Dataset records
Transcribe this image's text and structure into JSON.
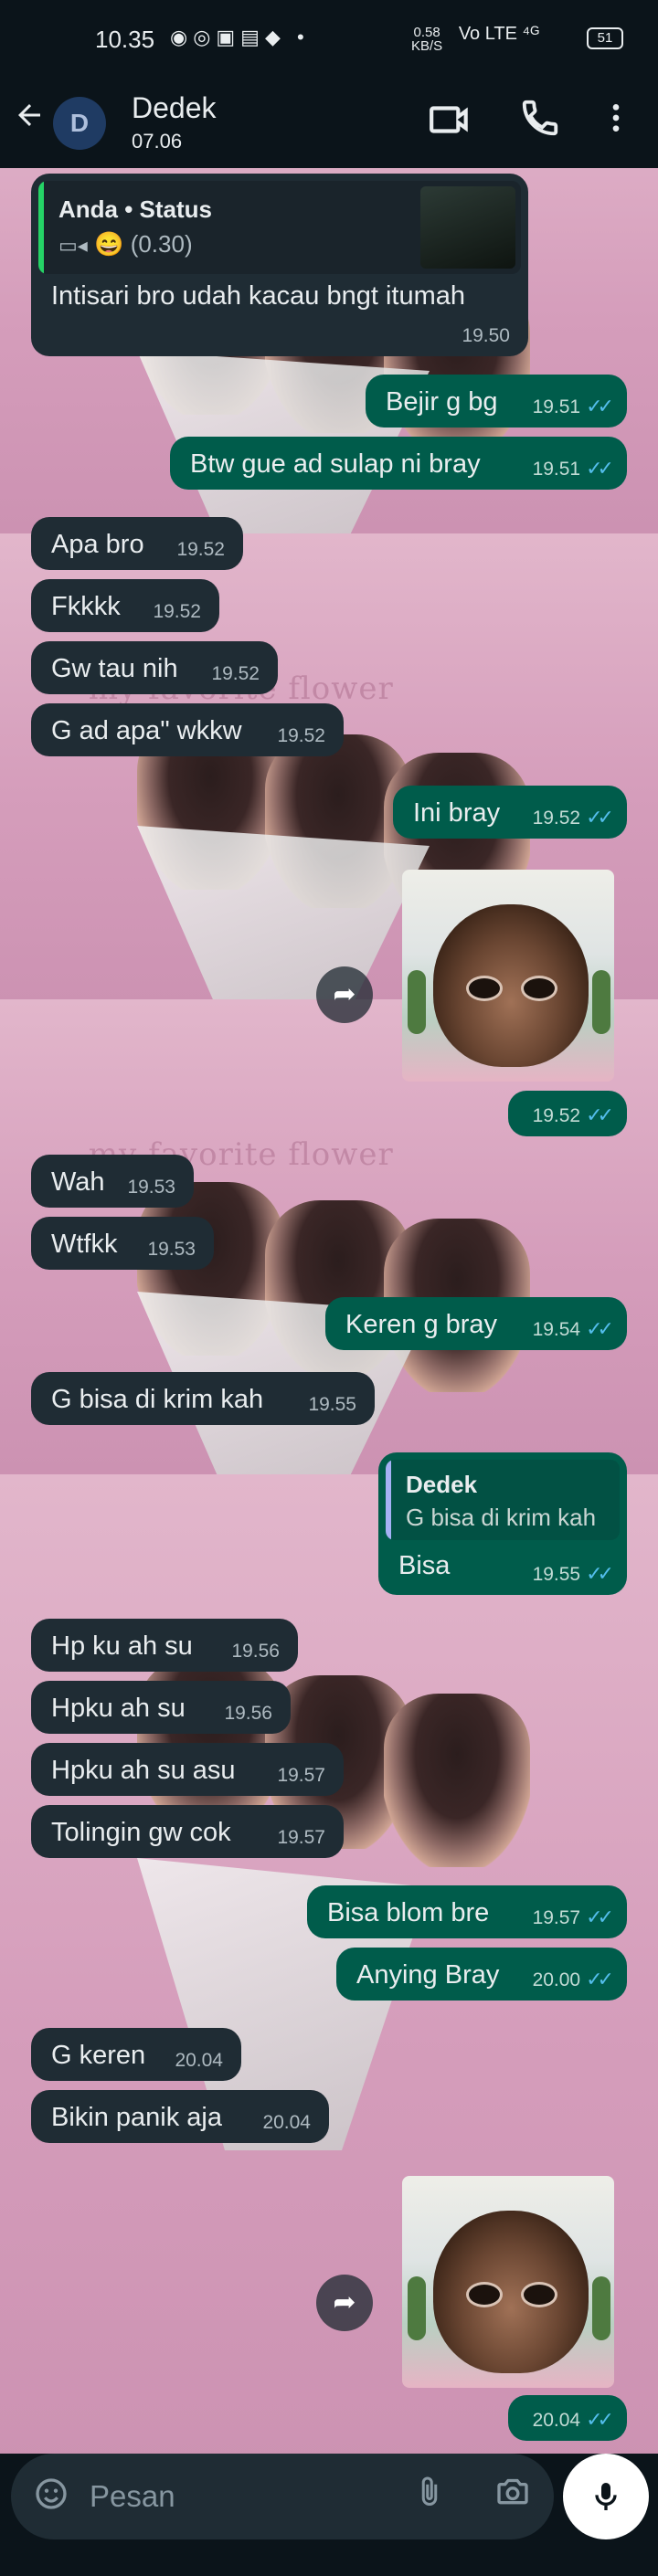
{
  "status_bar": {
    "time": "10.35",
    "speed": "0.58\nKB/S",
    "net": "Vo LTE ⁴ᴳ",
    "battery": "51"
  },
  "header": {
    "avatar_letter": "D",
    "name": "Dedek",
    "subtitle": "07.06"
  },
  "messages": [
    {
      "dir": "in",
      "text": "Intisari bro udah kacau bngt itumah",
      "time": "19.50",
      "quote": {
        "author": "Anda • Status",
        "text": "(0.30)"
      }
    },
    {
      "dir": "out",
      "text": "Bejir g bg",
      "time": "19.51"
    },
    {
      "dir": "out",
      "text": "Btw gue ad sulap ni bray",
      "time": "19.51"
    },
    {
      "dir": "in",
      "text": "Apa bro",
      "time": "19.52"
    },
    {
      "dir": "in",
      "text": "Fkkkk",
      "time": "19.52"
    },
    {
      "dir": "in",
      "text": "Gw tau nih",
      "time": "19.52"
    },
    {
      "dir": "in",
      "text": "G ad apa\" wkkw",
      "time": "19.52"
    },
    {
      "dir": "out",
      "text": "Ini bray",
      "time": "19.52"
    },
    {
      "dir": "out",
      "type": "sticker",
      "time": "19.52"
    },
    {
      "dir": "in",
      "text": "Wah",
      "time": "19.53"
    },
    {
      "dir": "in",
      "text": "Wtfkk",
      "time": "19.53"
    },
    {
      "dir": "out",
      "text": "Keren g bray",
      "time": "19.54"
    },
    {
      "dir": "in",
      "text": "G bisa di krim kah",
      "time": "19.55"
    },
    {
      "dir": "out",
      "text": "Bisa",
      "time": "19.55",
      "quote": {
        "author": "Dedek",
        "text": "G bisa di krim kah"
      }
    },
    {
      "dir": "in",
      "text": "Hp ku ah su",
      "time": "19.56"
    },
    {
      "dir": "in",
      "text": "Hpku ah su",
      "time": "19.56"
    },
    {
      "dir": "in",
      "text": "Hpku ah su asu",
      "time": "19.57"
    },
    {
      "dir": "in",
      "text": "Tolingin gw cok",
      "time": "19.57"
    },
    {
      "dir": "out",
      "text": "Bisa blom bre",
      "time": "19.57"
    },
    {
      "dir": "out",
      "text": "Anying Bray",
      "time": "20.00"
    },
    {
      "dir": "in",
      "text": "G keren",
      "time": "20.04"
    },
    {
      "dir": "in",
      "text": "Bikin panik aja",
      "time": "20.04"
    },
    {
      "dir": "out",
      "type": "sticker",
      "time": "20.04"
    }
  ],
  "wallpaper": {
    "caption": "— my favorite flower"
  },
  "composer": {
    "placeholder": "Pesan"
  },
  "colors": {
    "bg": "#0b141a",
    "incoming": "#1f2c34",
    "outgoing": "#005c4b",
    "read_tick": "#53bdeb",
    "quote_self": "#25d366",
    "quote_other": "#a5b1f5"
  },
  "icons": [
    "back-arrow-icon",
    "video-call-icon",
    "phone-call-icon",
    "more-menu-icon",
    "forward-icon",
    "emoji-icon",
    "attach-icon",
    "camera-icon",
    "mic-icon",
    "video-icon"
  ]
}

The exercise
The pictures should not appear in the copy; every other part of the records above must be returned exactly.

Output
Transcribe this image's text and structure into JSON.
{
  "status_bar": {
    "time": "10.35",
    "speed": "0.58\nKB/S",
    "net": "Vo LTE ⁴ᴳ",
    "battery": "51"
  },
  "header": {
    "avatar_letter": "D",
    "name": "Dedek",
    "subtitle": "07.06"
  },
  "messages": [
    {
      "dir": "in",
      "text": "Intisari bro udah kacau bngt itumah",
      "time": "19.50",
      "quote": {
        "author": "Anda • Status",
        "text": "(0.30)"
      }
    },
    {
      "dir": "out",
      "text": "Bejir g bg",
      "time": "19.51"
    },
    {
      "dir": "out",
      "text": "Btw gue ad sulap ni bray",
      "time": "19.51"
    },
    {
      "dir": "in",
      "text": "Apa bro",
      "time": "19.52"
    },
    {
      "dir": "in",
      "text": "Fkkkk",
      "time": "19.52"
    },
    {
      "dir": "in",
      "text": "Gw tau nih",
      "time": "19.52"
    },
    {
      "dir": "in",
      "text": "G ad apa\" wkkw",
      "time": "19.52"
    },
    {
      "dir": "out",
      "text": "Ini bray",
      "time": "19.52"
    },
    {
      "dir": "out",
      "type": "sticker",
      "time": "19.52"
    },
    {
      "dir": "in",
      "text": "Wah",
      "time": "19.53"
    },
    {
      "dir": "in",
      "text": "Wtfkk",
      "time": "19.53"
    },
    {
      "dir": "out",
      "text": "Keren g bray",
      "time": "19.54"
    },
    {
      "dir": "in",
      "text": "G bisa di krim kah",
      "time": "19.55"
    },
    {
      "dir": "out",
      "text": "Bisa",
      "time": "19.55",
      "quote": {
        "author": "Dedek",
        "text": "G bisa di krim kah"
      }
    },
    {
      "dir": "in",
      "text": "Hp ku ah su",
      "time": "19.56"
    },
    {
      "dir": "in",
      "text": "Hpku ah su",
      "time": "19.56"
    },
    {
      "dir": "in",
      "text": "Hpku ah su asu",
      "time": "19.57"
    },
    {
      "dir": "in",
      "text": "Tolingin gw cok",
      "time": "19.57"
    },
    {
      "dir": "out",
      "text": "Bisa blom bre",
      "time": "19.57"
    },
    {
      "dir": "out",
      "text": "Anying Bray",
      "time": "20.00"
    },
    {
      "dir": "in",
      "text": "G keren",
      "time": "20.04"
    },
    {
      "dir": "in",
      "text": "Bikin panik aja",
      "time": "20.04"
    },
    {
      "dir": "out",
      "type": "sticker",
      "time": "20.04"
    }
  ],
  "wallpaper": {
    "caption": "— my favorite flower"
  },
  "composer": {
    "placeholder": "Pesan"
  },
  "colors": {
    "bg": "#0b141a",
    "incoming": "#1f2c34",
    "outgoing": "#005c4b",
    "read_tick": "#53bdeb",
    "quote_self": "#25d366",
    "quote_other": "#a5b1f5"
  },
  "icons": [
    "back-arrow-icon",
    "video-call-icon",
    "phone-call-icon",
    "more-menu-icon",
    "forward-icon",
    "emoji-icon",
    "attach-icon",
    "camera-icon",
    "mic-icon",
    "video-icon"
  ]
}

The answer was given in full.